● **Stated problem**
Search the data for the string "tiffany" and gather each line it is in.

━━━━━ Provided records

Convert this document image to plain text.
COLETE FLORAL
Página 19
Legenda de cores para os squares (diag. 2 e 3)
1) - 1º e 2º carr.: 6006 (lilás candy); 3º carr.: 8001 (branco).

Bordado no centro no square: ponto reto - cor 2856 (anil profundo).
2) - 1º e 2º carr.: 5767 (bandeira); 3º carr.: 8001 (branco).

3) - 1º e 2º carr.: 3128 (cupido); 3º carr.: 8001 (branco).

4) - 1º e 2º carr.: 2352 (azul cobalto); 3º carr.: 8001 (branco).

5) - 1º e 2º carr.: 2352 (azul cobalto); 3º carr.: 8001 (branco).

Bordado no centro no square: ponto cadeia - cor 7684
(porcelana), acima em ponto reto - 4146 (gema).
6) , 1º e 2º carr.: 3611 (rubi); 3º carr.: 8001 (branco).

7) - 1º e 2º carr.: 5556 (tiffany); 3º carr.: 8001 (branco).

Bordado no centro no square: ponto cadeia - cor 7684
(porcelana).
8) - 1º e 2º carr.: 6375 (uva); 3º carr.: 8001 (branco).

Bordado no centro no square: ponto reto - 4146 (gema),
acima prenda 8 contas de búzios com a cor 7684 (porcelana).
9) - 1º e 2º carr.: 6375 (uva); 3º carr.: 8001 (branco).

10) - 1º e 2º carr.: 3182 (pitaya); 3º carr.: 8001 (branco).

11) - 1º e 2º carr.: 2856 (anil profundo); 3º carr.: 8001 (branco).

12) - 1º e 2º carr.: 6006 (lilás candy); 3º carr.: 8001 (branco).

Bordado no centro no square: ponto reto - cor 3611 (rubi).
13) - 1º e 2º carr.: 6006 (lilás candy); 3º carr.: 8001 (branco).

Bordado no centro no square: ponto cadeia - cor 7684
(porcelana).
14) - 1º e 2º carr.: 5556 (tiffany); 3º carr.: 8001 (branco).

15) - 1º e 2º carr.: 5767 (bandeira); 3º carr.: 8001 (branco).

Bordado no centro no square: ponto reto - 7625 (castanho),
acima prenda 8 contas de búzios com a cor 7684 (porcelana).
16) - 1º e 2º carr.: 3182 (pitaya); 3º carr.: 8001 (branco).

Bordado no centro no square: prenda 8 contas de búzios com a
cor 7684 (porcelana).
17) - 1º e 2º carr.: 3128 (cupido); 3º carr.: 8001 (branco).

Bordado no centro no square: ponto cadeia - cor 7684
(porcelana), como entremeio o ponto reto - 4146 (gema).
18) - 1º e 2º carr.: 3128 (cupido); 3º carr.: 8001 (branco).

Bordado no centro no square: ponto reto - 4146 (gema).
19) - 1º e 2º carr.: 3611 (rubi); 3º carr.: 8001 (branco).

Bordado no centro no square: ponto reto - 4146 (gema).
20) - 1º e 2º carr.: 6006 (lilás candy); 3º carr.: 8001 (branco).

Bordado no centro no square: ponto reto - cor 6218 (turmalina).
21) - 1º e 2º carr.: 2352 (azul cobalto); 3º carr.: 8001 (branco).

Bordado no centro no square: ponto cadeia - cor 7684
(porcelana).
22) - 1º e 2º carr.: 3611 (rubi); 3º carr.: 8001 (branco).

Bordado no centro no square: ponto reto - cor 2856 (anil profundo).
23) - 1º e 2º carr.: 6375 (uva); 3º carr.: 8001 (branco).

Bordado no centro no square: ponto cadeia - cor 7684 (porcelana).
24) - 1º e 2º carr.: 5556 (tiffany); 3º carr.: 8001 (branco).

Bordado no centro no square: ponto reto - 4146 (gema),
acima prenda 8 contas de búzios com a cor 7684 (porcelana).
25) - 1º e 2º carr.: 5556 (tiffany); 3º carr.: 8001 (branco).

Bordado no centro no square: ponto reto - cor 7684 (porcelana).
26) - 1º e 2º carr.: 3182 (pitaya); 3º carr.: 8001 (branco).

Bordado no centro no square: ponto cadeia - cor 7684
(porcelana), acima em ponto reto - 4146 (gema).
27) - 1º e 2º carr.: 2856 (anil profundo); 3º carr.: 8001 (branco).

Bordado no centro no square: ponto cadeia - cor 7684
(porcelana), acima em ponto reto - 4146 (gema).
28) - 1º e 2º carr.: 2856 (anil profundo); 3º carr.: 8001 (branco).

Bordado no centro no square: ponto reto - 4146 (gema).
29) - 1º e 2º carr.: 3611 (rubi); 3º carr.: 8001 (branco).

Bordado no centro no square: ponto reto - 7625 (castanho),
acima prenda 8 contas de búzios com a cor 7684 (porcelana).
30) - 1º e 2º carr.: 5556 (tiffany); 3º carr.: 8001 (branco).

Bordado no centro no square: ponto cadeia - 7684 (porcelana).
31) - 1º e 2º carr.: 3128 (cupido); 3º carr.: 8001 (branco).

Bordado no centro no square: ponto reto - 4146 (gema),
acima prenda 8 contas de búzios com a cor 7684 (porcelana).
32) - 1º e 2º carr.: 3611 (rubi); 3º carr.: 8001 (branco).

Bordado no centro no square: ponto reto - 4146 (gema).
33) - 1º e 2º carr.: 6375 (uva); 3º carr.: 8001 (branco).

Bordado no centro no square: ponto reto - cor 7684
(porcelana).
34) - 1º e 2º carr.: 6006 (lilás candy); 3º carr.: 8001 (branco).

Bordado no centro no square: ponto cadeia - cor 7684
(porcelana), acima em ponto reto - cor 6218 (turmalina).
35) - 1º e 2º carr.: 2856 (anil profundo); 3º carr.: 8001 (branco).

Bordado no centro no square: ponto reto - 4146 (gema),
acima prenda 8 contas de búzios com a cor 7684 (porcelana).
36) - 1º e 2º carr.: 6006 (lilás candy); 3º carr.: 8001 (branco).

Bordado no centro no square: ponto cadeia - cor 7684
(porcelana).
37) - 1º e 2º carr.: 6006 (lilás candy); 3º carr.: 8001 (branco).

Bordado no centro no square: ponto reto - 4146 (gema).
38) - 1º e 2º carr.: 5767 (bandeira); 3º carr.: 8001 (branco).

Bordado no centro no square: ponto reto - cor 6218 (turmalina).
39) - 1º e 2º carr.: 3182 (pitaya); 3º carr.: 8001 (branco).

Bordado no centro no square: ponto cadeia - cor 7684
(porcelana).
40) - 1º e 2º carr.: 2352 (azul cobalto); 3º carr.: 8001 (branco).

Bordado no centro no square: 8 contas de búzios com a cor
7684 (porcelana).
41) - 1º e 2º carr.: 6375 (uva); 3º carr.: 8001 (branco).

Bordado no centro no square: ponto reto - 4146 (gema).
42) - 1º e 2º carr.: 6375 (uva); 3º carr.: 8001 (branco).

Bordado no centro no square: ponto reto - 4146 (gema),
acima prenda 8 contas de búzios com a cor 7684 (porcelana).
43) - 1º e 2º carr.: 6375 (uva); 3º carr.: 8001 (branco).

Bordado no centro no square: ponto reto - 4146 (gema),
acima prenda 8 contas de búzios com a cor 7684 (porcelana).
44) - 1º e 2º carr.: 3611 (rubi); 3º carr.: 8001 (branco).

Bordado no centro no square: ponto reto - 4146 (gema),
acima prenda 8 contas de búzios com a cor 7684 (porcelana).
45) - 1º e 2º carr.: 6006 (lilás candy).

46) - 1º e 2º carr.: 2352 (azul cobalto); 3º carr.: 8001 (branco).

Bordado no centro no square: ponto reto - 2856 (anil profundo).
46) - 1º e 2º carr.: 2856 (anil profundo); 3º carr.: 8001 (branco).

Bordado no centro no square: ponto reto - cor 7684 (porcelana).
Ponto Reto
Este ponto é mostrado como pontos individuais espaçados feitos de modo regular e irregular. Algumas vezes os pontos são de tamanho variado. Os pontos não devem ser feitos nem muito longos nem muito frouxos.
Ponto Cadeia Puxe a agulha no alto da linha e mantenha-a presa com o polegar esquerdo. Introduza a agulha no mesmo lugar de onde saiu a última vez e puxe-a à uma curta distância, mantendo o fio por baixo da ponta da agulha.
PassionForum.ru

━━━━━━━━━━

● **Written answer**
7) - 1º e 2º carr.: 5556 (tiffany); 3º carr.: 8001 (branco).
14) - 1º e 2º carr.: 5556 (tiffany); 3º carr.: 8001 (branco).
24) - 1º e 2º carr.: 5556 (tiffany); 3º carr.: 8001 (branco).
25) - 1º e 2º carr.: 5556 (tiffany); 3º carr.: 8001 (branco).
30) - 1º e 2º carr.: 5556 (tiffany); 3º carr.: 8001 (branco).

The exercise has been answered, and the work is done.